• Entries provided:

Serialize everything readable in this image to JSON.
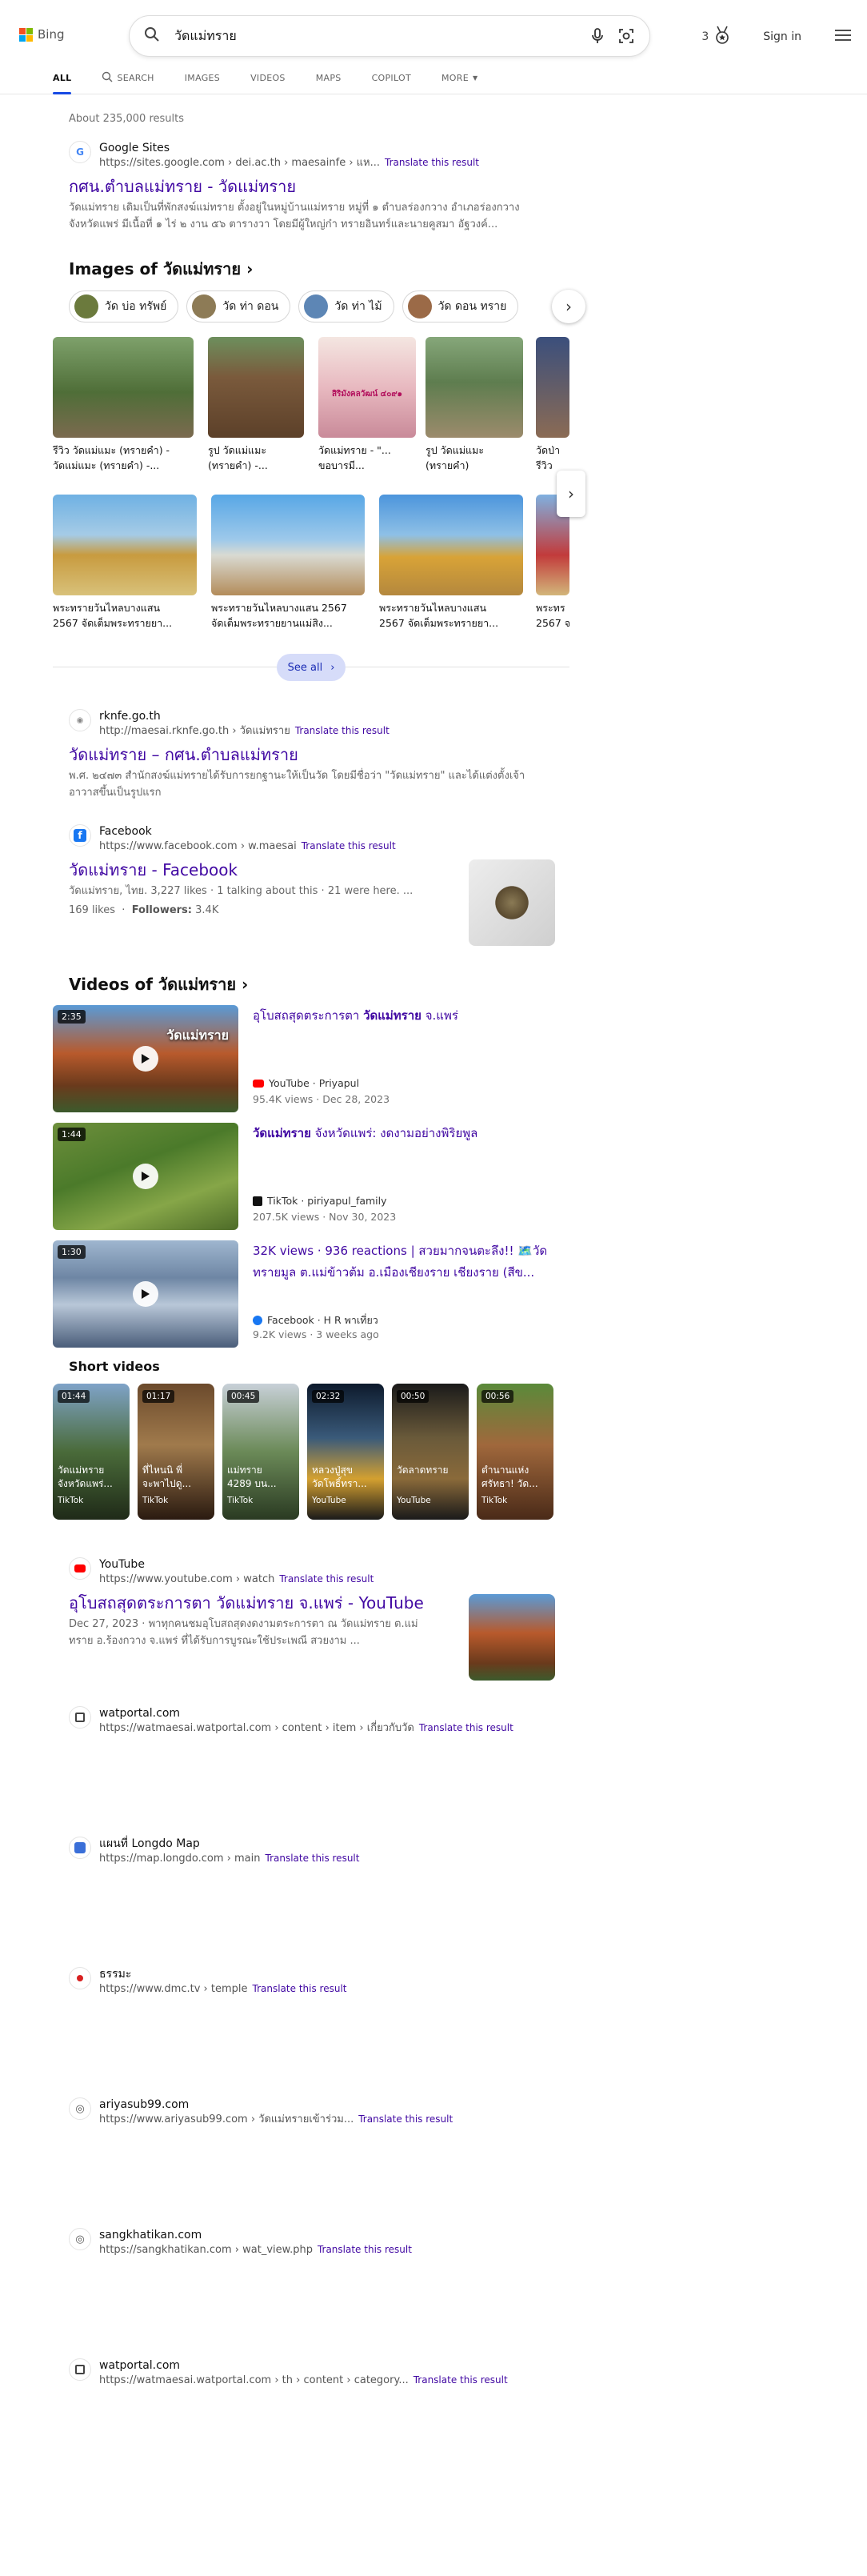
{
  "header": {
    "logo": "Bing",
    "query": "วัดแม่ทราย",
    "rewards_count": "3",
    "signin": "Sign in",
    "tabs": [
      "ALL",
      "SEARCH",
      "IMAGES",
      "VIDEOS",
      "MAPS",
      "COPILOT",
      "MORE"
    ]
  },
  "results_count": "About 235,000 results",
  "result1": {
    "source": "Google Sites",
    "url": "https://sites.google.com › dei.ac.th › maesainfe › แห...",
    "translate": "Translate this result",
    "title": "กศน.ตำบลแม่ทราย - วัดแม่ทราย",
    "snippet1": "วัดแม่ทราย เดิมเป็นที่พักสงฆ์แม่ทราย ตั้งอยู่ในหมู่บ้านแม่ทราย หมู่ที่ ๑ ตำบลร่องกวาง อำเภอร่องกวาง",
    "snippet2": "จังหวัดแพร่ มีเนื้อที่ ๑ ไร่ ๒ งาน ๕๖ ตารางวา โดยมีผู้ใหญ่ก๋า ทรายอินทร์และนายคูสมา อัฐวงค์..."
  },
  "images": {
    "heading": "Images of วัดแม่ทราย",
    "pills": [
      "วัด บ่อ ทรัพย์",
      "วัด ท่า ดอน",
      "วัด ท่า ไม้",
      "วัด ดอน ทราย"
    ],
    "row1": [
      {
        "cap1": "รีวิว วัดแม่แมะ (ทรายคำ) -",
        "cap2": "วัดแม่แมะ (ทรายคำ) -..."
      },
      {
        "cap1": "รูป วัดแม่แมะ",
        "cap2": "(ทรายคำ) -..."
      },
      {
        "cap1": "วัดแม่ทราย - \"...",
        "cap2": "ขอบารมี..."
      },
      {
        "cap1": "รูป วัดแม่แมะ",
        "cap2": "(ทรายคำ)"
      },
      {
        "cap1": "วัดป่า",
        "cap2": "รีวิว"
      }
    ],
    "row1_overlay": "สิริมังคลวัฒน์ ๔๐๙๑",
    "row2": [
      {
        "cap1": "พระทรายวันไหลบางแสน",
        "cap2": "2567 จัดเต็มพระทรายยา..."
      },
      {
        "cap1": "พระทรายวันไหลบางแสน 2567",
        "cap2": "จัดเต็มพระทรายยานแม่สิง..."
      },
      {
        "cap1": "พระทรายวันไหลบางแสน",
        "cap2": "2567 จัดเต็มพระทรายยา..."
      },
      {
        "cap1": "พระทร",
        "cap2": "2567 จ"
      }
    ],
    "see_all": "See all"
  },
  "result2": {
    "source": "rknfe.go.th",
    "url": "http://maesai.rknfe.go.th › วัดแม่ทราย",
    "translate": "Translate this result",
    "title": "วัดแม่ทราย – กศน.ตำบลแม่ทราย",
    "snippet1": "พ.ศ. ๒๔๗๓ สำนักสงฆ์แม่ทรายได้รับการยกฐานะให้เป็นวัด โดยมีชื่อว่า \"วัดแม่ทราย\" และได้แต่งตั้งเจ้า",
    "snippet2": "อาวาสขึ้นเป็นรูปแรก"
  },
  "result3": {
    "source": "Facebook",
    "url": "https://www.facebook.com › w.maesai",
    "translate": "Translate this result",
    "title": "วัดแม่ทราย - Facebook",
    "snippet": "วัดแม่ทราย, ไทย. 3,227 likes · 1 talking about this · 21 were here. ...",
    "likes": "169 likes",
    "followers_label": "Followers:",
    "followers": "3.4K"
  },
  "videos": {
    "heading": "Videos of วัดแม่ทราย",
    "items": [
      {
        "duration": "2:35",
        "title_pre": "อุโบสถสุดตระการตา ",
        "title_bold": "วัดแม่ทราย",
        "title_post": " จ.แพร่",
        "line2": "",
        "source": "YouTube · Priyapul",
        "meta": "95.4K views · Dec 28, 2023",
        "overlay": "วัดแม่ทราย"
      },
      {
        "duration": "1:44",
        "title_pre": "",
        "title_bold": "วัดแม่ทราย",
        "title_post": " จังหวัดแพร่: งดงามอย่างพิริยพูล",
        "line2": "",
        "source": "TikTok · piriyapul_family",
        "meta": "207.5K views · Nov 30, 2023",
        "overlay": ""
      },
      {
        "duration": "1:30",
        "title_pre": "32K views · 936 reactions | สวยมากจนตะลึง!! 🗺️วัด",
        "title_bold": "",
        "title_post": "",
        "line2": "ทรายมูล ต.แม่ข้าวต้ม อ.เมืองเชียงราย เชียงราย (สีข...",
        "source": "Facebook · H R พาเที่ยว",
        "meta": "9.2K views · 3 weeks ago",
        "overlay": ""
      }
    ]
  },
  "shorts": {
    "heading": "Short videos",
    "items": [
      {
        "duration": "01:44",
        "t1": "วัดแม่ทราย",
        "t2": "จังหวัดแพร่...",
        "src": "TikTok"
      },
      {
        "duration": "01:17",
        "t1": "ที่ไหนนิ พี่",
        "t2": "จะพาไปดู...",
        "src": "TikTok"
      },
      {
        "duration": "00:45",
        "t1": "แม่ทราย",
        "t2": "4289 บน...",
        "src": "TikTok"
      },
      {
        "duration": "02:32",
        "t1": "หลวงปู่สุข",
        "t2": "วัดโพธิ์ทรา...",
        "src": "YouTube"
      },
      {
        "duration": "00:50",
        "t1": "วัดลาดทราย",
        "t2": "",
        "src": "YouTube"
      },
      {
        "duration": "00:56",
        "t1": "ตำนานแห่ง",
        "t2": "ศรัทธา! วัด...",
        "src": "TikTok"
      }
    ]
  },
  "result4": {
    "source": "YouTube",
    "url": "https://www.youtube.com › watch",
    "translate": "Translate this result",
    "title": "อุโบสถสุดตระการตา วัดแม่ทราย จ.แพร่ - YouTube",
    "snippet1": "Dec 27, 2023 · พาทุกคนชมอุโบสถสุดงดงามตระการตา ณ วัดแม่ทราย ต.แม่",
    "snippet2": "ทราย อ.ร้องกวาง จ.แพร่ ที่ได้รับการบูรณะใช้ประเพณี สวยงาม ..."
  },
  "simple_results": [
    {
      "source": "watportal.com",
      "url": "https://watmaesai.watportal.com › content › item › เกี่ยวกับวัด",
      "translate": "Translate this result"
    },
    {
      "source": "แผนที่ Longdo Map",
      "url": "https://map.longdo.com › main",
      "translate": "Translate this result"
    },
    {
      "source": "ธรรมะ",
      "url": "https://www.dmc.tv › temple",
      "translate": "Translate this result"
    },
    {
      "source": "ariyasub99.com",
      "url": "https://www.ariyasub99.com › วัดแม่ทรายเข้าร่วม...",
      "translate": "Translate this result"
    },
    {
      "source": "sangkhatikan.com",
      "url": "https://sangkhatikan.com › wat_view.php",
      "translate": "Translate this result"
    },
    {
      "source": "watportal.com",
      "url": "https://watmaesai.watportal.com › th › content › category...",
      "translate": "Translate this result"
    }
  ],
  "colors": {
    "link": "#4007a2",
    "accent": "#174ae4",
    "ms_red": "#f25022",
    "ms_green": "#7fba00",
    "ms_blue": "#00a4ef",
    "ms_yellow": "#ffb900"
  }
}
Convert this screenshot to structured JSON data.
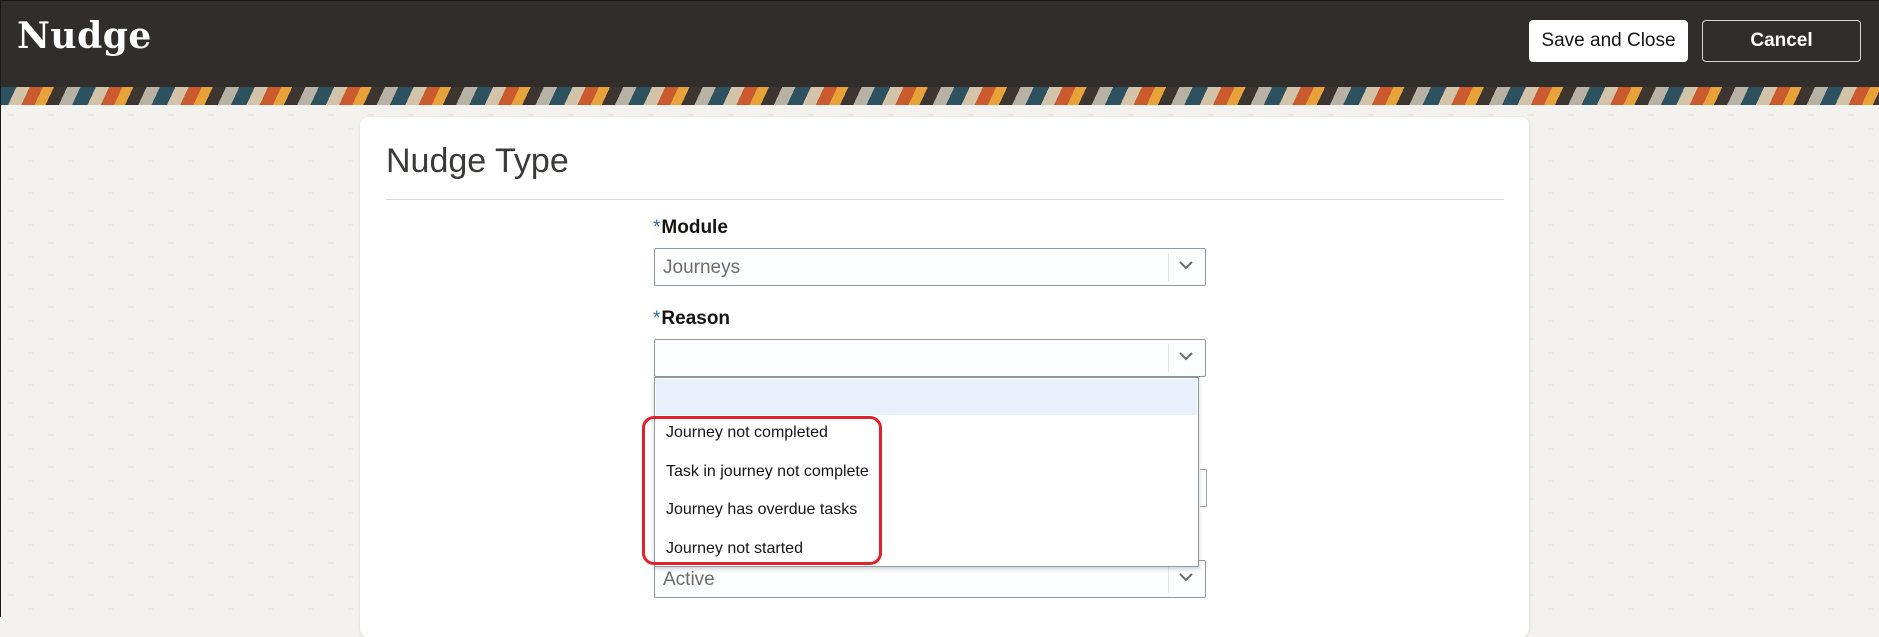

• Instruction:
Exclude the pictures and transcribe all of the entries exactly.

• Worked answer:
Serialize everything readable in this image to JSON.
{
  "header": {
    "logo": "Bing",
    "query": "วัดแม่ทราย",
    "rewards_count": "3",
    "signin": "Sign in",
    "tabs": [
      "ALL",
      "SEARCH",
      "IMAGES",
      "VIDEOS",
      "MAPS",
      "COPILOT",
      "MORE"
    ]
  },
  "results_count": "About 235,000 results",
  "result1": {
    "source": "Google Sites",
    "url": "https://sites.google.com › dei.ac.th › maesainfe › แห...",
    "translate": "Translate this result",
    "title": "กศน.ตำบลแม่ทราย - วัดแม่ทราย",
    "snippet1": "วัดแม่ทราย เดิมเป็นที่พักสงฆ์แม่ทราย ตั้งอยู่ในหมู่บ้านแม่ทราย หมู่ที่ ๑ ตำบลร่องกวาง อำเภอร่องกวาง",
    "snippet2": "จังหวัดแพร่ มีเนื้อที่ ๑ ไร่ ๒ งาน ๕๖ ตารางวา โดยมีผู้ใหญ่ก๋า ทรายอินทร์และนายคูสมา อัฐวงค์..."
  },
  "images": {
    "heading": "Images of วัดแม่ทราย",
    "pills": [
      "วัด บ่อ ทรัพย์",
      "วัด ท่า ดอน",
      "วัด ท่า ไม้",
      "วัด ดอน ทราย"
    ],
    "row1": [
      {
        "cap1": "รีวิว วัดแม่แมะ (ทรายคำ) -",
        "cap2": "วัดแม่แมะ (ทรายคำ) -..."
      },
      {
        "cap1": "รูป วัดแม่แมะ",
        "cap2": "(ทรายคำ) -..."
      },
      {
        "cap1": "วัดแม่ทราย - \"...",
        "cap2": "ขอบารมี..."
      },
      {
        "cap1": "รูป วัดแม่แมะ",
        "cap2": "(ทรายคำ)"
      },
      {
        "cap1": "วัดป่า",
        "cap2": "รีวิว"
      }
    ],
    "row1_overlay": "สิริมังคลวัฒน์ ๔๐๙๑",
    "row2": [
      {
        "cap1": "พระทรายวันไหลบางแสน",
        "cap2": "2567 จัดเต็มพระทรายยา..."
      },
      {
        "cap1": "พระทรายวันไหลบางแสน 2567",
        "cap2": "จัดเต็มพระทรายยานแม่สิง..."
      },
      {
        "cap1": "พระทรายวันไหลบางแสน",
        "cap2": "2567 จัดเต็มพระทรายยา..."
      },
      {
        "cap1": "พระทร",
        "cap2": "2567 จ"
      }
    ],
    "see_all": "See all"
  },
  "result2": {
    "source": "rknfe.go.th",
    "url": "http://maesai.rknfe.go.th › วัดแม่ทราย",
    "translate": "Translate this result",
    "title": "วัดแม่ทราย – กศน.ตำบลแม่ทราย",
    "snippet1": "พ.ศ. ๒๔๗๓ สำนักสงฆ์แม่ทรายได้รับการยกฐานะให้เป็นวัด โดยมีชื่อว่า \"วัดแม่ทราย\" และได้แต่งตั้งเจ้า",
    "snippet2": "อาวาสขึ้นเป็นรูปแรก"
  },
  "result3": {
    "source": "Facebook",
    "url": "https://www.facebook.com › w.maesai",
    "translate": "Translate this result",
    "title": "วัดแม่ทราย - Facebook",
    "snippet": "วัดแม่ทราย, ไทย. 3,227 likes · 1 talking about this · 21 were here. ...",
    "likes": "169 likes",
    "followers_label": "Followers:",
    "followers": "3.4K"
  },
  "videos": {
    "heading": "Videos of วัดแม่ทราย",
    "items": [
      {
        "duration": "2:35",
        "title_pre": "อุโบสถสุดตระการตา ",
        "title_bold": "วัดแม่ทราย",
        "title_post": " จ.แพร่",
        "line2": "",
        "source": "YouTube · Priyapul",
        "meta": "95.4K views · Dec 28, 2023",
        "overlay": "วัดแม่ทราย"
      },
      {
        "duration": "1:44",
        "title_pre": "",
        "title_bold": "วัดแม่ทราย",
        "title_post": " จังหวัดแพร่: งดงามอย่างพิริยพูล",
        "line2": "",
        "source": "TikTok · piriyapul_family",
        "meta": "207.5K views · Nov 30, 2023",
        "overlay": ""
      },
      {
        "duration": "1:30",
        "title_pre": "32K views · 936 reactions | สวยมากจนตะลึง!! 🗺️วัด",
        "title_bold": "",
        "title_post": "",
        "line2": "ทรายมูล ต.แม่ข้าวต้ม อ.เมืองเชียงราย เชียงราย (สีข...",
        "source": "Facebook · H R พาเที่ยว",
        "meta": "9.2K views · 3 weeks ago",
        "overlay": ""
      }
    ]
  },
  "shorts": {
    "heading": "Short videos",
    "items": [
      {
        "duration": "01:44",
        "t1": "วัดแม่ทราย",
        "t2": "จังหวัดแพร่...",
        "src": "TikTok"
      },
      {
        "duration": "01:17",
        "t1": "ที่ไหนนิ พี่",
        "t2": "จะพาไปดู...",
        "src": "TikTok"
      },
      {
        "duration": "00:45",
        "t1": "แม่ทราย",
        "t2": "4289 บน...",
        "src": "TikTok"
      },
      {
        "duration": "02:32",
        "t1": "หลวงปู่สุข",
        "t2": "วัดโพธิ์ทรา...",
        "src": "YouTube"
      },
      {
        "duration": "00:50",
        "t1": "วัดลาดทราย",
        "t2": "",
        "src": "YouTube"
      },
      {
        "duration": "00:56",
        "t1": "ตำนานแห่ง",
        "t2": "ศรัทธา! วัด...",
        "src": "TikTok"
      }
    ]
  },
  "result4": {
    "source": "YouTube",
    "url": "https://www.youtube.com › watch",
    "translate": "Translate this result",
    "title": "อุโบสถสุดตระการตา วัดแม่ทราย จ.แพร่ - YouTube",
    "snippet1": "Dec 27, 2023 · พาทุกคนชมอุโบสถสุดงดงามตระการตา ณ วัดแม่ทราย ต.แม่",
    "snippet2": "ทราย อ.ร้องกวาง จ.แพร่ ที่ได้รับการบูรณะใช้ประเพณี สวยงาม ..."
  },
  "simple_results": [
    {
      "source": "watportal.com",
      "url": "https://watmaesai.watportal.com › content › item › เกี่ยวกับวัด",
      "translate": "Translate this result"
    },
    {
      "source": "แผนที่ Longdo Map",
      "url": "https://map.longdo.com › main",
      "translate": "Translate this result"
    },
    {
      "source": "ธรรมะ",
      "url": "https://www.dmc.tv › temple",
      "translate": "Translate this result"
    },
    {
      "source": "ariyasub99.com",
      "url": "https://www.ariyasub99.com › วัดแม่ทรายเข้าร่วม...",
      "translate": "Translate this result"
    },
    {
      "source": "sangkhatikan.com",
      "url": "https://sangkhatikan.com › wat_view.php",
      "translate": "Translate this result"
    },
    {
      "source": "watportal.com",
      "url": "https://watmaesai.watportal.com › th › content › category...",
      "translate": "Translate this result"
    }
  ],
  "colors": {
    "link": "#4007a2",
    "accent": "#174ae4",
    "ms_red": "#f25022",
    "ms_green": "#7fba00",
    "ms_blue": "#00a4ef",
    "ms_yellow": "#ffb900"
  }
}
Convert this screenshot to structured JSON data.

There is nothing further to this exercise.